Dataset entries:
=======

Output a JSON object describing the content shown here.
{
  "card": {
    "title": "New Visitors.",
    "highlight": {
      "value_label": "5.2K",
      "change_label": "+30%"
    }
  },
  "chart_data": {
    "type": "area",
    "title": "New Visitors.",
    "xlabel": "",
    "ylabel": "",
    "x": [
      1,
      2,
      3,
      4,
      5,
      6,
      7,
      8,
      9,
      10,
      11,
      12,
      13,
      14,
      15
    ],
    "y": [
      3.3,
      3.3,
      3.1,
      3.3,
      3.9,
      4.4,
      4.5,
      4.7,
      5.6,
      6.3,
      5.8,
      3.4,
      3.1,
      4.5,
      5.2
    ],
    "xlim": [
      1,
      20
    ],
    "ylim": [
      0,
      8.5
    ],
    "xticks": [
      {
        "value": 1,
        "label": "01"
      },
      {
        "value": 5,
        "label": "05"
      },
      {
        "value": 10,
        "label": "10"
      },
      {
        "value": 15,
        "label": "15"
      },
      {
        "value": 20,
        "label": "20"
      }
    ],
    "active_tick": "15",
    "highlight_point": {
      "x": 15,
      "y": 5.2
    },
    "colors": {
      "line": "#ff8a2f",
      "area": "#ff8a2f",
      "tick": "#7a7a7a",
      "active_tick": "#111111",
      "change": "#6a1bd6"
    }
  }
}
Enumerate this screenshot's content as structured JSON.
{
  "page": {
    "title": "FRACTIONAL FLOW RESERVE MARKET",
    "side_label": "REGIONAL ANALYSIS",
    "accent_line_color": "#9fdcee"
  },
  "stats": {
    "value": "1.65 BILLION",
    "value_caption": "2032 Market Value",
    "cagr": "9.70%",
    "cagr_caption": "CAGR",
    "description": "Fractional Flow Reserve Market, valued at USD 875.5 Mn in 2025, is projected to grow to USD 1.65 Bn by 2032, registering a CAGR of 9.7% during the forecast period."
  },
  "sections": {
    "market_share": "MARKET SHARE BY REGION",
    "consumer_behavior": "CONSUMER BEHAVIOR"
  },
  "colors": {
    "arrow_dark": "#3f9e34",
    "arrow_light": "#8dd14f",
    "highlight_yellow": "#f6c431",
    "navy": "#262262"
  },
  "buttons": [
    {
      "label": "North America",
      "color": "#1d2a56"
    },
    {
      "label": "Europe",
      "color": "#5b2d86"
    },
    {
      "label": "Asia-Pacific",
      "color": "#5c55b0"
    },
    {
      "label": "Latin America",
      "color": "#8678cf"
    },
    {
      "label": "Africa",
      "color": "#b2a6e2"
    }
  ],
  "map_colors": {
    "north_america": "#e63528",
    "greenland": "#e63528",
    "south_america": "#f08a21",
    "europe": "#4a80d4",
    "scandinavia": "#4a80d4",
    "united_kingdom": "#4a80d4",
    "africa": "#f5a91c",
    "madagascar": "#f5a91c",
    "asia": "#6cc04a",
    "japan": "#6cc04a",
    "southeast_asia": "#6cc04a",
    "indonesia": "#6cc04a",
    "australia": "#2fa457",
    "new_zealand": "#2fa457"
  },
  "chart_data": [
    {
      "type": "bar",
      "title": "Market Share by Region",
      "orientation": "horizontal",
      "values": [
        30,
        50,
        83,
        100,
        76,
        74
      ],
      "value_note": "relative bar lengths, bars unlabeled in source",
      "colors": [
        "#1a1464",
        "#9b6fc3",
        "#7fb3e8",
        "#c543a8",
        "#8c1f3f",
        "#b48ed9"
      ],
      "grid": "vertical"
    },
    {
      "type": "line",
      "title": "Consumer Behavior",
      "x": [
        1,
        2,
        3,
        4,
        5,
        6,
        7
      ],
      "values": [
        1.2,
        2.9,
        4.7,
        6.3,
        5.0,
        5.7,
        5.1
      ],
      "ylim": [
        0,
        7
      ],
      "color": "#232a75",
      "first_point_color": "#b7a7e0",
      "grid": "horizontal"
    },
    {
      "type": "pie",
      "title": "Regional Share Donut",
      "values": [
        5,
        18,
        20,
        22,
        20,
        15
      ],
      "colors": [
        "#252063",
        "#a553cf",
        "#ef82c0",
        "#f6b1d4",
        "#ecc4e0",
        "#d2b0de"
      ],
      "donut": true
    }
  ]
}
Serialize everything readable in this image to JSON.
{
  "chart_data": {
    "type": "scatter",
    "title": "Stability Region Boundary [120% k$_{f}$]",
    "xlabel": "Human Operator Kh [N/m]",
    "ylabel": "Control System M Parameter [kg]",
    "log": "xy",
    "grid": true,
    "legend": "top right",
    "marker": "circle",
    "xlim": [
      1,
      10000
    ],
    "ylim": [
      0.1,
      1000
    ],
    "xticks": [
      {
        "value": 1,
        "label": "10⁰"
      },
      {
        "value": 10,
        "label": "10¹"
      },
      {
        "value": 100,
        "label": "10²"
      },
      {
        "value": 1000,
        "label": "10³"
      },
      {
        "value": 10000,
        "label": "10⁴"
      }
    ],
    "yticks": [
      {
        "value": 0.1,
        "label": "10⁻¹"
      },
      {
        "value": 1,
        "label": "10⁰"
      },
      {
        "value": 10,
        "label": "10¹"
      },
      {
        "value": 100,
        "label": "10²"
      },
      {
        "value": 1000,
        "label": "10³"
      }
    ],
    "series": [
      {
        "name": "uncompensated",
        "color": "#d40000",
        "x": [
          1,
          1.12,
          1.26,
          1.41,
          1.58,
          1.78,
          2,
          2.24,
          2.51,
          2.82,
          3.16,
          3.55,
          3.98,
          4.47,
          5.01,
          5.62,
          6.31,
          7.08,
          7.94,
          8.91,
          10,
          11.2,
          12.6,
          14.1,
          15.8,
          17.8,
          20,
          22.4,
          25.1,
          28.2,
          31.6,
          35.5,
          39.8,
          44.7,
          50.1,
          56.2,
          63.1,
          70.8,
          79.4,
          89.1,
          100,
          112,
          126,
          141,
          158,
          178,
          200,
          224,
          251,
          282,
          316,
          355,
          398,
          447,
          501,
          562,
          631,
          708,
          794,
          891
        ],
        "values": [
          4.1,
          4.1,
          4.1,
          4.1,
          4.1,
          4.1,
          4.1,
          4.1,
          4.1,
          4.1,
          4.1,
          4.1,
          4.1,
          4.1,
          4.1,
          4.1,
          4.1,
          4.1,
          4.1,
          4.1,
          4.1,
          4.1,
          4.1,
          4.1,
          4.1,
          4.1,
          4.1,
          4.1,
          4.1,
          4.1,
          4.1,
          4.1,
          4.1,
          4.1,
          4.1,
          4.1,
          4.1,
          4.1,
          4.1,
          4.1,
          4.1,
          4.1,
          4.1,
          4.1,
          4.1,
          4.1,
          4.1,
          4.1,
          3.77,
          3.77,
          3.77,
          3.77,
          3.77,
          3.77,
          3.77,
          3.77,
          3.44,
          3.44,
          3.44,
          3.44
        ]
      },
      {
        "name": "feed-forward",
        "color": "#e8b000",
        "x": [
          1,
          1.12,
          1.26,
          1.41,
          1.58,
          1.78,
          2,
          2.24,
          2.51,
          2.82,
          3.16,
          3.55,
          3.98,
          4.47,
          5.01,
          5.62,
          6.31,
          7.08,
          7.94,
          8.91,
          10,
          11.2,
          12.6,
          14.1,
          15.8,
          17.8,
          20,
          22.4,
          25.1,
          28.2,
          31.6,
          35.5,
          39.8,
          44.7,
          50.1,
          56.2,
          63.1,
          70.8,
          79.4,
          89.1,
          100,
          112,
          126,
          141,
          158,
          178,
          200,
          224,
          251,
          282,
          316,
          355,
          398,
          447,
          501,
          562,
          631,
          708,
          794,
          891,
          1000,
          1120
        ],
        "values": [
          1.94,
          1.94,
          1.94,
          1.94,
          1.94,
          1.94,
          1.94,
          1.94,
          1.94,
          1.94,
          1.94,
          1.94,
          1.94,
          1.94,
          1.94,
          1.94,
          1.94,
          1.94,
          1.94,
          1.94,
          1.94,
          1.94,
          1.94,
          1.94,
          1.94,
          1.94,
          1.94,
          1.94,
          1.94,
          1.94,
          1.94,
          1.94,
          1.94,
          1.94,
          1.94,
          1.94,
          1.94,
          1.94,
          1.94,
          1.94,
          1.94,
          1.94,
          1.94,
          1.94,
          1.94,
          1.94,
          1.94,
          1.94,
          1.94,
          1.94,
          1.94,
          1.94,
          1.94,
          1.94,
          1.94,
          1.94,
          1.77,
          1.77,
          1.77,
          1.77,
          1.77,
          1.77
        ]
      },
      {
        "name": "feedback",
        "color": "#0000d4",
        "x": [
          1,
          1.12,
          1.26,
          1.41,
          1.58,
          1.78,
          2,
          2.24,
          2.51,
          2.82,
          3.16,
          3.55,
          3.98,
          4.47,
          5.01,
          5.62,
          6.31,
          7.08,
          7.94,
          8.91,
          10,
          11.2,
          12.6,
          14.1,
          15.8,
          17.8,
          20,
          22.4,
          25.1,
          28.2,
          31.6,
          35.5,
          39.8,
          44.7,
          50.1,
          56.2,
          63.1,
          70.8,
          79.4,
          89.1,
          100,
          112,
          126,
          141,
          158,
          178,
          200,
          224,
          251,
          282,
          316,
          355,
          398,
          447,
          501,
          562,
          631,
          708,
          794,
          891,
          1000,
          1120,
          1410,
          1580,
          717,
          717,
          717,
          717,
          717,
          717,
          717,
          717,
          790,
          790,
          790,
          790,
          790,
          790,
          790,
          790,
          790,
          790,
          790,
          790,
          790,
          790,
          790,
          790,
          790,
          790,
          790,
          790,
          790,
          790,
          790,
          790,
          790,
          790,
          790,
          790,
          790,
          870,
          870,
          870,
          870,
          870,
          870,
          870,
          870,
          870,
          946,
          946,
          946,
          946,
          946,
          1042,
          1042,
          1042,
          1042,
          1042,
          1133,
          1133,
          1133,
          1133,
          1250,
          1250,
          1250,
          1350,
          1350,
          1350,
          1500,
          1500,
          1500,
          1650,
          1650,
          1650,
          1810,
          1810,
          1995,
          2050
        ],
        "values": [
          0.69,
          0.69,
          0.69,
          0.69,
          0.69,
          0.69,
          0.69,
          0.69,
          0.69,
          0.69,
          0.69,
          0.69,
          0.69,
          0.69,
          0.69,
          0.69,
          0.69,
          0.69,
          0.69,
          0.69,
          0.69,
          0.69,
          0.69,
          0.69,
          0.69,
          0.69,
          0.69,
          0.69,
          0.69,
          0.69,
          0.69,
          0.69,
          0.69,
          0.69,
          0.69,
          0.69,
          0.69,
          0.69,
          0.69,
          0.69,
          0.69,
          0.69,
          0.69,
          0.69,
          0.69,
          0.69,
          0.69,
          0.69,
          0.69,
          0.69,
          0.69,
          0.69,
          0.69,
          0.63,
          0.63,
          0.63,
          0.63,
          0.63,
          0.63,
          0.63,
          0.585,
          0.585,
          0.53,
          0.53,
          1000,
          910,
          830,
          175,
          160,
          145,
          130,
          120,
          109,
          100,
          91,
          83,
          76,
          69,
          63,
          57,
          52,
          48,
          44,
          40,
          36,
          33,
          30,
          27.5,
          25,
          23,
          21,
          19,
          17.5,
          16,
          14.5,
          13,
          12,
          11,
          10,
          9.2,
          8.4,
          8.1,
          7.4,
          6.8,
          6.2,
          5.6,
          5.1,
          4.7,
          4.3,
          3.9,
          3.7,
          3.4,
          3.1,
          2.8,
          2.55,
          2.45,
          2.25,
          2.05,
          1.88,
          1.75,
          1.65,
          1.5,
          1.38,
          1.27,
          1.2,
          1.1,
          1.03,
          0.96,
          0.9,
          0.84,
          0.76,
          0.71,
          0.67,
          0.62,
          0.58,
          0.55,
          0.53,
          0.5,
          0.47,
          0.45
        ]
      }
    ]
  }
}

=======

Pull out each line of the records holding the string "title".

» SOLUTION TO THIS PROBLEM:
    "title": "New Visitors.",
    "title": "New Visitors.",
    "title": "FRACTIONAL FLOW RESERVE MARKET",
      "title": "Market Share by Region",
      "title": "Consumer Behavior",
      "title": "Regional Share Donut",
    "title": "Stability Region Boundary [120% k$_{f}$]",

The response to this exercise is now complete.